§ Given problem
Each line of the material below that holds the word "JSON" needs to be copied.

Start

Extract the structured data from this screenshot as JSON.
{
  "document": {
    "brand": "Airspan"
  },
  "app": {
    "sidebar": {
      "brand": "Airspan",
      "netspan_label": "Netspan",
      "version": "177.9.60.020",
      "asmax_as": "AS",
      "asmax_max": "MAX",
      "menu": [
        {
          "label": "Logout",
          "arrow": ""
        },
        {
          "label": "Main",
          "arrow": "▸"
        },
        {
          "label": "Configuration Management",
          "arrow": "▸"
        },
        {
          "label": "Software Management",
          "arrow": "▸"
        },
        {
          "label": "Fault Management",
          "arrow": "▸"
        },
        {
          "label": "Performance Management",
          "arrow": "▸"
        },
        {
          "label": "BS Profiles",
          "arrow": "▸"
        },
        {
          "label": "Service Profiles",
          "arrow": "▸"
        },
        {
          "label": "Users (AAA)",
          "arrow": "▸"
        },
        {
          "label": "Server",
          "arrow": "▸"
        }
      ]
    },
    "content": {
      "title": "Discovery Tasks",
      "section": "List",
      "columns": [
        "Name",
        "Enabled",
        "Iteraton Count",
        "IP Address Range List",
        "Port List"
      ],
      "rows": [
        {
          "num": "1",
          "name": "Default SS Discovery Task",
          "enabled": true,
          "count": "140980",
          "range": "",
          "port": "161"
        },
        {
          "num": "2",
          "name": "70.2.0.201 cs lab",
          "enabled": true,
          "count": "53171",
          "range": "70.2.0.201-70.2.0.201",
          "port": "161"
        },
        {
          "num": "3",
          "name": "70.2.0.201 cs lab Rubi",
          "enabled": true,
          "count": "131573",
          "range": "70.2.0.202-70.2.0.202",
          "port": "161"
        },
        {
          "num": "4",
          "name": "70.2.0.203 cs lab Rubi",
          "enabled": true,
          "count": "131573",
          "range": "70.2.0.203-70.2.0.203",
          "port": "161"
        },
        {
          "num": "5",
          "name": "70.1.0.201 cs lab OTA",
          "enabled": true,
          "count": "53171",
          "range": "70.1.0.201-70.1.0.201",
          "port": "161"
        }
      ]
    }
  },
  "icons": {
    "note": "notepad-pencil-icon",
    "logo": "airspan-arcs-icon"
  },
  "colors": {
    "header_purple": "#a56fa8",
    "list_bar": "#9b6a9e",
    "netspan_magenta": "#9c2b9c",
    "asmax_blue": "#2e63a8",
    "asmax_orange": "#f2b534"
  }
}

End
Start

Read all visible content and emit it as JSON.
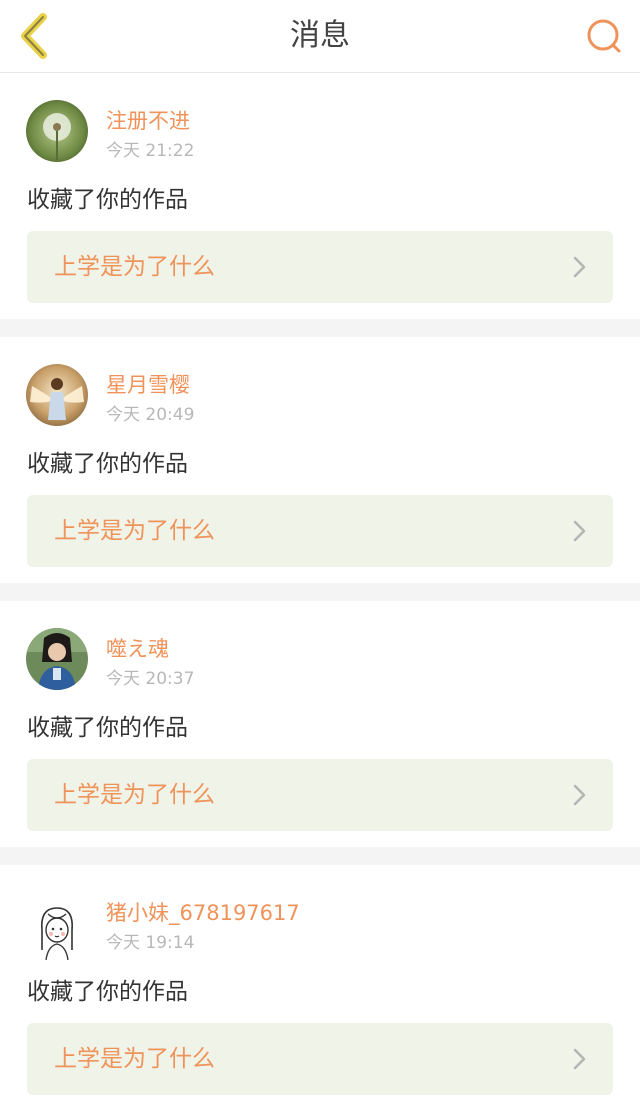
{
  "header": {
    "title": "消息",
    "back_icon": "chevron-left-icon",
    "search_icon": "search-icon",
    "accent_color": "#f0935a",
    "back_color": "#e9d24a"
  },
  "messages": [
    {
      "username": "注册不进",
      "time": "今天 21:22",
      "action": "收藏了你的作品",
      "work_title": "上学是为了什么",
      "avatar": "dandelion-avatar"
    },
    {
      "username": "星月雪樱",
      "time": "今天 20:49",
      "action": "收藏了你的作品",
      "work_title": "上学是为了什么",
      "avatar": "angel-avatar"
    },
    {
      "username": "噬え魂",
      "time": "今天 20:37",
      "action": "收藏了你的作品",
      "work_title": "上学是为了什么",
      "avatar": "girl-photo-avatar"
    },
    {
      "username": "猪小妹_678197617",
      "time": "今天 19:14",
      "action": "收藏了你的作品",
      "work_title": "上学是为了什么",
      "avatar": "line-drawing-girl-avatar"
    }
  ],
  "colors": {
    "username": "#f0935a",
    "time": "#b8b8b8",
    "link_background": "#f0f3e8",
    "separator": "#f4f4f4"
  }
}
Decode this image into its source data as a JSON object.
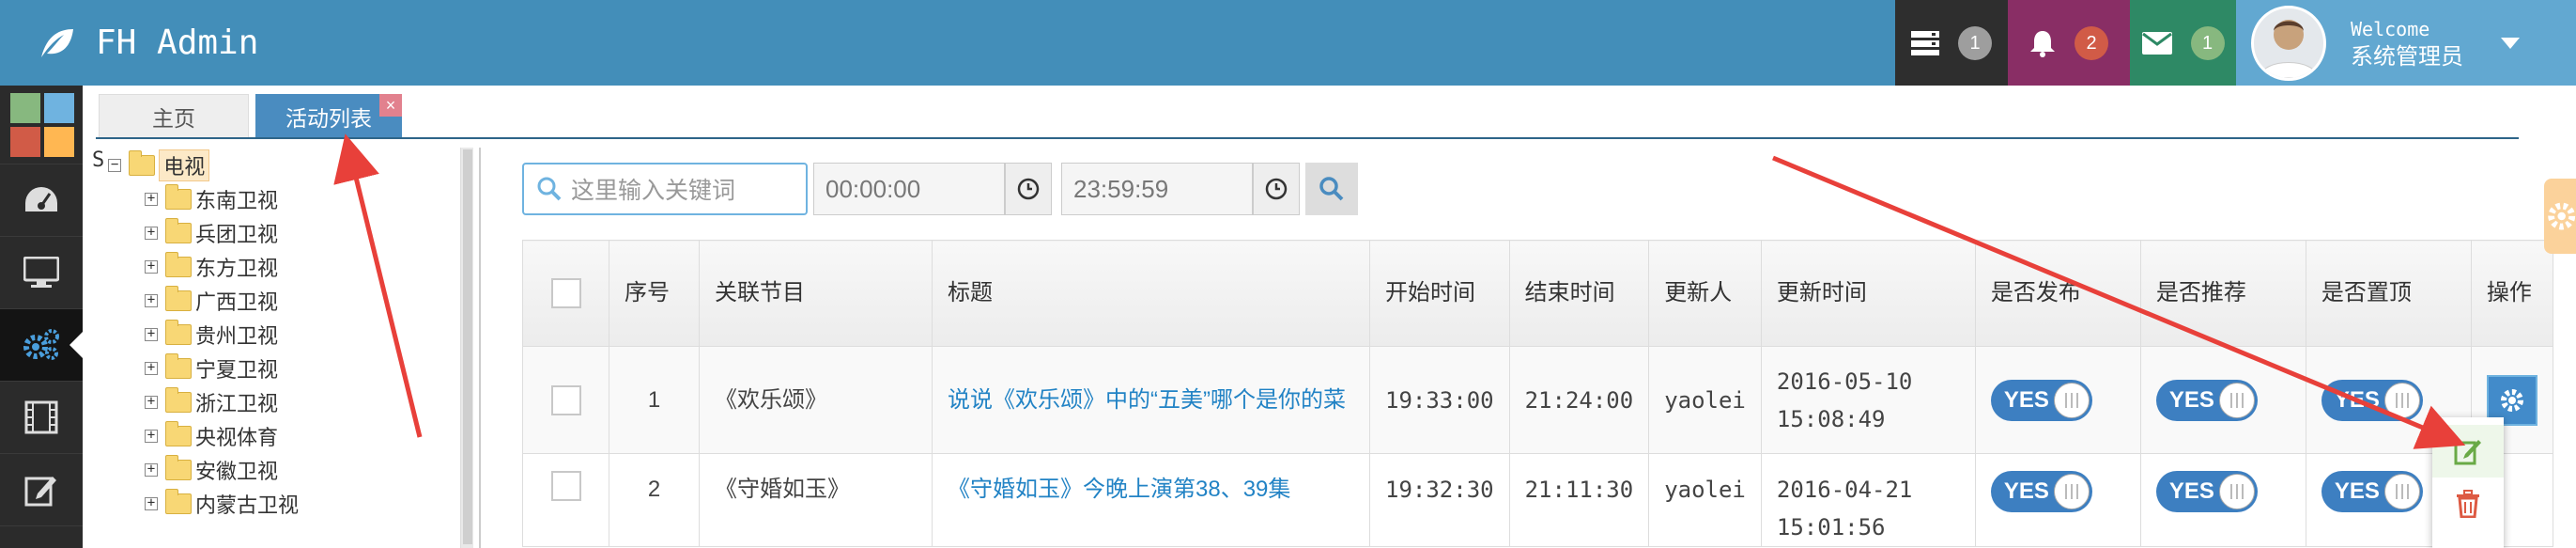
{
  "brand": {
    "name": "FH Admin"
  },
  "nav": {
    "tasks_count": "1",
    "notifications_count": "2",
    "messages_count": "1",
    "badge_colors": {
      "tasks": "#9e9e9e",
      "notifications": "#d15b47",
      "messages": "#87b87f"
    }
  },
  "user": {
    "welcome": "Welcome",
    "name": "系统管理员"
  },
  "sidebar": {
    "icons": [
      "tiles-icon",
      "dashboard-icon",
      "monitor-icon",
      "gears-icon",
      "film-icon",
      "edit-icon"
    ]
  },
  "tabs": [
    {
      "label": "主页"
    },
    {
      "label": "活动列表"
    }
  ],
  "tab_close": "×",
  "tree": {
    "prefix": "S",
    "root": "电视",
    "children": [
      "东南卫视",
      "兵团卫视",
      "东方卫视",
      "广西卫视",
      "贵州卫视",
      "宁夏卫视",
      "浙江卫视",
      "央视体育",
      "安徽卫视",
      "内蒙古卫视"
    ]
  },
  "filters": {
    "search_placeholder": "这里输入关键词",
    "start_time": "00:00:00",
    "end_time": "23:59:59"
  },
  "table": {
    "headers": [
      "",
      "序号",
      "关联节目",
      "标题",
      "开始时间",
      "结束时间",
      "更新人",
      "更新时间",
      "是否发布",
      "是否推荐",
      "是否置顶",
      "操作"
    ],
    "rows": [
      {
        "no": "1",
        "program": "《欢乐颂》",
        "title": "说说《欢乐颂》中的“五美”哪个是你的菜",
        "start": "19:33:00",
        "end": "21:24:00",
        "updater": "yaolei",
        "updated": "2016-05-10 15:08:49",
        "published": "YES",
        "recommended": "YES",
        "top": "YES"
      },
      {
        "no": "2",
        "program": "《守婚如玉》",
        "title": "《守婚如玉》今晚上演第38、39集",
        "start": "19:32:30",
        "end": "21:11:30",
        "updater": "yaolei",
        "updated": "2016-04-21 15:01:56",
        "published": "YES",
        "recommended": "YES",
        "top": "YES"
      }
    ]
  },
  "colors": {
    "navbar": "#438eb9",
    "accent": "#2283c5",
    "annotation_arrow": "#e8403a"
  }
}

End

§ Result of this task
Extract the structured data from this screenshot as JSON.
Read all visible content and emit it as JSON.
Decode this image into its source data as a JSON object.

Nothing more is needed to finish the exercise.